> [To do]: Can the data below be set down again exactly, line for line?

Data entries
=====

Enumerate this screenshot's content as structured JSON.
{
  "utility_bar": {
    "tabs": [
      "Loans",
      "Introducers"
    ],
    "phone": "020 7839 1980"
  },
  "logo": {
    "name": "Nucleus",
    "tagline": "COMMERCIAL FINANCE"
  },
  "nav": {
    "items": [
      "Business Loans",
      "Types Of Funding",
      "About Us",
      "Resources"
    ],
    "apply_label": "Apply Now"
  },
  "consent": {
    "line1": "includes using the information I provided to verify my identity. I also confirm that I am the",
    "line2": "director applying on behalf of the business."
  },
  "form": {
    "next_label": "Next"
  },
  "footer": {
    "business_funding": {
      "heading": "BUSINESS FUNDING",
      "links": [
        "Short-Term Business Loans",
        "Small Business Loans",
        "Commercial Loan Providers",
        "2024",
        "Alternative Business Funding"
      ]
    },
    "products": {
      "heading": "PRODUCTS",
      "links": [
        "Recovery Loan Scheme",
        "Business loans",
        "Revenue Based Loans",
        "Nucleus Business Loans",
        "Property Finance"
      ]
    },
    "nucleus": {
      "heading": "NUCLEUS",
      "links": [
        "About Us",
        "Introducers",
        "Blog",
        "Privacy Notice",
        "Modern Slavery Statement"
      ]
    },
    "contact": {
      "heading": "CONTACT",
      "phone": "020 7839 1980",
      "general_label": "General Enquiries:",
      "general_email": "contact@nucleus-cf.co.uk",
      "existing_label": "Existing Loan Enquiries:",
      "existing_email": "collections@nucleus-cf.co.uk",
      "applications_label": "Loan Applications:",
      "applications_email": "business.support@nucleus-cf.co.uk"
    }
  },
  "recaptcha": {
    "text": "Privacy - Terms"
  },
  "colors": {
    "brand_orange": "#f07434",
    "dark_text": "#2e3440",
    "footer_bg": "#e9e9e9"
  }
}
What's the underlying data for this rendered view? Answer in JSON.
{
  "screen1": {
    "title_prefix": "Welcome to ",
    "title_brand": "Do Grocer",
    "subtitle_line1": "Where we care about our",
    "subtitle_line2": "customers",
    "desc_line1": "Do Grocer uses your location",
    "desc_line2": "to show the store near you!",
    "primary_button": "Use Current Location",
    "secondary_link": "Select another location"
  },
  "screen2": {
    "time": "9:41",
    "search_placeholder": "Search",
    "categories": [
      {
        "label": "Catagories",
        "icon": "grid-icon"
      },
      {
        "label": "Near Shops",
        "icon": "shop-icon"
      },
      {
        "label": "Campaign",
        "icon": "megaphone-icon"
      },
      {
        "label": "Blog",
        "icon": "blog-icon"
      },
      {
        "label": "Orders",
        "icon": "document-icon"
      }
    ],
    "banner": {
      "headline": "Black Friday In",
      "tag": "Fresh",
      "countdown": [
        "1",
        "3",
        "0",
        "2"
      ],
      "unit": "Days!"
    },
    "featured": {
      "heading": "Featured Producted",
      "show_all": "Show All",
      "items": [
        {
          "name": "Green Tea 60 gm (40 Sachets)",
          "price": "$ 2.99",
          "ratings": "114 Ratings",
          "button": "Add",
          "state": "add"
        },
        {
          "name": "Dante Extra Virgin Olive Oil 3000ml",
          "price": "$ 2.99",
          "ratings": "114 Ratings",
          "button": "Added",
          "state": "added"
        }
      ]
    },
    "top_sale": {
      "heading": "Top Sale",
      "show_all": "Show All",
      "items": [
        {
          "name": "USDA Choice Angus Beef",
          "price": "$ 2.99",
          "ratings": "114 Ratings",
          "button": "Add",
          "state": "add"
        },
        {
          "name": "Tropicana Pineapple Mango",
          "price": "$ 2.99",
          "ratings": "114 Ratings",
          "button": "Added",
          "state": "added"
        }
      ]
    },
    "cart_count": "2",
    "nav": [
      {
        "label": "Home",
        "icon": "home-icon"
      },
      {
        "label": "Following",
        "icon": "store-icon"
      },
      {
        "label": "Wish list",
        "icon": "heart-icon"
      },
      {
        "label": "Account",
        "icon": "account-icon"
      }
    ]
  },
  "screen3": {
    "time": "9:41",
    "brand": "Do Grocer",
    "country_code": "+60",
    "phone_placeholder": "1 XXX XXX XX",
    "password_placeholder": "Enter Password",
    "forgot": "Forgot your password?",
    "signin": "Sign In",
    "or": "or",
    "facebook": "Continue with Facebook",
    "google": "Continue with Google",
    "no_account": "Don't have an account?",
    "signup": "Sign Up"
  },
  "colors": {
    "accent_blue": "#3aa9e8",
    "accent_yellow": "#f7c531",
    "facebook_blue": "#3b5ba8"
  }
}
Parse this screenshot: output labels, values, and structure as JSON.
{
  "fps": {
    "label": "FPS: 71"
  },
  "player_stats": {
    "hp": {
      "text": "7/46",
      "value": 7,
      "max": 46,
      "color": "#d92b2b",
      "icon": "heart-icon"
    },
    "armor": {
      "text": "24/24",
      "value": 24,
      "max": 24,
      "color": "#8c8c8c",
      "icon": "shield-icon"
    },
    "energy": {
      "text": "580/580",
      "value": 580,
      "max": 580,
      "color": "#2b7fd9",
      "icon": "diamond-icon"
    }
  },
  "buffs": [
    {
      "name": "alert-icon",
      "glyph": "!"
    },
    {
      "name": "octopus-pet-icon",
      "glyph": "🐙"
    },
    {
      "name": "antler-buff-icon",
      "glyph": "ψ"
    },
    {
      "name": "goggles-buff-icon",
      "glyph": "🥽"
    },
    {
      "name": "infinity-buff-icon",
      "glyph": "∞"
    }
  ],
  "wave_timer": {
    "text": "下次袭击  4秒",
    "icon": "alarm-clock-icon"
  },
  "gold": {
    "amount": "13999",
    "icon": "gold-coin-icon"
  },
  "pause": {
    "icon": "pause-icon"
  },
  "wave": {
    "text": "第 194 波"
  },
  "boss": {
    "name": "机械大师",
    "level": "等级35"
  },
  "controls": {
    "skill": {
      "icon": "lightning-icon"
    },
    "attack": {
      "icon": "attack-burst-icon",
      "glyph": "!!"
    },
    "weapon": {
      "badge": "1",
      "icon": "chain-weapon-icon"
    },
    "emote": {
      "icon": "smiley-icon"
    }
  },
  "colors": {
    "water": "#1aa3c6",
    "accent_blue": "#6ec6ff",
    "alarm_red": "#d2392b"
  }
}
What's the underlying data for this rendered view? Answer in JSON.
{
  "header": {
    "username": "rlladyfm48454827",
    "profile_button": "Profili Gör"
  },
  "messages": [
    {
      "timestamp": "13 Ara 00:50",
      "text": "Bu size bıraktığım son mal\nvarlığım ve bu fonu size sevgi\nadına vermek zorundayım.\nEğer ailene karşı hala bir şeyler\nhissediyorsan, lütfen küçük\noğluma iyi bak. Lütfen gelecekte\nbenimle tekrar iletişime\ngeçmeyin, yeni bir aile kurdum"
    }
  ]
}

=====

> [Solution]:
Enumerate this screenshot's content as structured JSON.
{
  "utility_bar": {
    "tabs": [
      "Loans",
      "Introducers"
    ],
    "phone": "020 7839 1980"
  },
  "logo": {
    "name": "Nucleus",
    "tagline": "COMMERCIAL FINANCE"
  },
  "nav": {
    "items": [
      "Business Loans",
      "Types Of Funding",
      "About Us",
      "Resources"
    ],
    "apply_label": "Apply Now"
  },
  "consent": {
    "line1": "includes using the information I provided to verify my identity. I also confirm that I am the",
    "line2": "director applying on behalf of the business."
  },
  "form": {
    "next_label": "Next"
  },
  "footer": {
    "business_funding": {
      "heading": "BUSINESS FUNDING",
      "links": [
        "Short-Term Business Loans",
        "Small Business Loans",
        "Commercial Loan Providers",
        "2024",
        "Alternative Business Funding"
      ]
    },
    "products": {
      "heading": "PRODUCTS",
      "links": [
        "Recovery Loan Scheme",
        "Business loans",
        "Revenue Based Loans",
        "Nucleus Business Loans",
        "Property Finance"
      ]
    },
    "nucleus": {
      "heading": "NUCLEUS",
      "links": [
        "About Us",
        "Introducers",
        "Blog",
        "Privacy Notice",
        "Modern Slavery Statement"
      ]
    },
    "contact": {
      "heading": "CONTACT",
      "phone": "020 7839 1980",
      "general_label": "General Enquiries:",
      "general_email": "contact@nucleus-cf.co.uk",
      "existing_label": "Existing Loan Enquiries:",
      "existing_email": "collections@nucleus-cf.co.uk",
      "applications_label": "Loan Applications:",
      "applications_email": "business.support@nucleus-cf.co.uk"
    }
  },
  "recaptcha": {
    "text": "Privacy - Terms"
  },
  "colors": {
    "brand_orange": "#f07434",
    "dark_text": "#2e3440",
    "footer_bg": "#e9e9e9"
  }
}
What's the underlying data for this rendered view? Answer in JSON.
{
  "screen1": {
    "title_prefix": "Welcome to ",
    "title_brand": "Do Grocer",
    "subtitle_line1": "Where we care about our",
    "subtitle_line2": "customers",
    "desc_line1": "Do Grocer uses your location",
    "desc_line2": "to show the store near you!",
    "primary_button": "Use Current Location",
    "secondary_link": "Select another location"
  },
  "screen2": {
    "time": "9:41",
    "search_placeholder": "Search",
    "categories": [
      {
        "label": "Catagories",
        "icon": "grid-icon"
      },
      {
        "label": "Near Shops",
        "icon": "shop-icon"
      },
      {
        "label": "Campaign",
        "icon": "megaphone-icon"
      },
      {
        "label": "Blog",
        "icon": "blog-icon"
      },
      {
        "label": "Orders",
        "icon": "document-icon"
      }
    ],
    "banner": {
      "headline": "Black Friday In",
      "tag": "Fresh",
      "countdown": [
        "1",
        "3",
        "0",
        "2"
      ],
      "unit": "Days!"
    },
    "featured": {
      "heading": "Featured Producted",
      "show_all": "Show All",
      "items": [
        {
          "name": "Green Tea 60 gm (40 Sachets)",
          "price": "$ 2.99",
          "ratings": "114 Ratings",
          "button": "Add",
          "state": "add"
        },
        {
          "name": "Dante Extra Virgin Olive Oil 3000ml",
          "price": "$ 2.99",
          "ratings": "114 Ratings",
          "button": "Added",
          "state": "added"
        }
      ]
    },
    "top_sale": {
      "heading": "Top Sale",
      "show_all": "Show All",
      "items": [
        {
          "name": "USDA Choice Angus Beef",
          "price": "$ 2.99",
          "ratings": "114 Ratings",
          "button": "Add",
          "state": "add"
        },
        {
          "name": "Tropicana Pineapple Mango",
          "price": "$ 2.99",
          "ratings": "114 Ratings",
          "button": "Added",
          "state": "added"
        }
      ]
    },
    "cart_count": "2",
    "nav": [
      {
        "label": "Home",
        "icon": "home-icon"
      },
      {
        "label": "Following",
        "icon": "store-icon"
      },
      {
        "label": "Wish list",
        "icon": "heart-icon"
      },
      {
        "label": "Account",
        "icon": "account-icon"
      }
    ]
  },
  "screen3": {
    "time": "9:41",
    "brand": "Do Grocer",
    "country_code": "+60",
    "phone_placeholder": "1 XXX XXX XX",
    "password_placeholder": "Enter Password",
    "forgot": "Forgot your password?",
    "signin": "Sign In",
    "or": "or",
    "facebook": "Continue with Facebook",
    "google": "Continue with Google",
    "no_account": "Don't have an account?",
    "signup": "Sign Up"
  },
  "colors": {
    "accent_blue": "#3aa9e8",
    "accent_yellow": "#f7c531",
    "facebook_blue": "#3b5ba8"
  }
}
Parse this screenshot: output labels, values, and structure as JSON.
{
  "fps": {
    "label": "FPS: 71"
  },
  "player_stats": {
    "hp": {
      "text": "7/46",
      "value": 7,
      "max": 46,
      "color": "#d92b2b",
      "icon": "heart-icon"
    },
    "armor": {
      "text": "24/24",
      "value": 24,
      "max": 24,
      "color": "#8c8c8c",
      "icon": "shield-icon"
    },
    "energy": {
      "text": "580/580",
      "value": 580,
      "max": 580,
      "color": "#2b7fd9",
      "icon": "diamond-icon"
    }
  },
  "buffs": [
    {
      "name": "alert-icon",
      "glyph": "!"
    },
    {
      "name": "octopus-pet-icon",
      "glyph": "🐙"
    },
    {
      "name": "antler-buff-icon",
      "glyph": "ψ"
    },
    {
      "name": "goggles-buff-icon",
      "glyph": "🥽"
    },
    {
      "name": "infinity-buff-icon",
      "glyph": "∞"
    }
  ],
  "wave_timer": {
    "text": "下次袭击  4秒",
    "icon": "alarm-clock-icon"
  },
  "gold": {
    "amount": "13999",
    "icon": "gold-coin-icon"
  },
  "pause": {
    "icon": "pause-icon"
  },
  "wave": {
    "text": "第 194 波"
  },
  "boss": {
    "name": "机械大师",
    "level": "等级35"
  },
  "controls": {
    "skill": {
      "icon": "lightning-icon"
    },
    "attack": {
      "icon": "attack-burst-icon",
      "glyph": "!!"
    },
    "weapon": {
      "badge": "1",
      "icon": "chain-weapon-icon"
    },
    "emote": {
      "icon": "smiley-icon"
    }
  },
  "colors": {
    "water": "#1aa3c6",
    "accent_blue": "#6ec6ff",
    "alarm_red": "#d2392b"
  }
}
What's the underlying data for this rendered view? Answer in JSON.
{
  "header": {
    "username": "rlladyfm48454827",
    "profile_button": "Profili Gör"
  },
  "messages": [
    {
      "timestamp": "13 Ara 00:50",
      "text": "Bu size bıraktığım son mal\nvarlığım ve bu fonu size sevgi\nadına vermek zorundayım.\nEğer ailene karşı hala bir şeyler\nhissediyorsan, lütfen küçük\noğluma iyi bak. Lütfen gelecekte\nbenimle tekrar iletişime\ngeçmeyin, yeni bir aile kurdum"
    }
  ]
}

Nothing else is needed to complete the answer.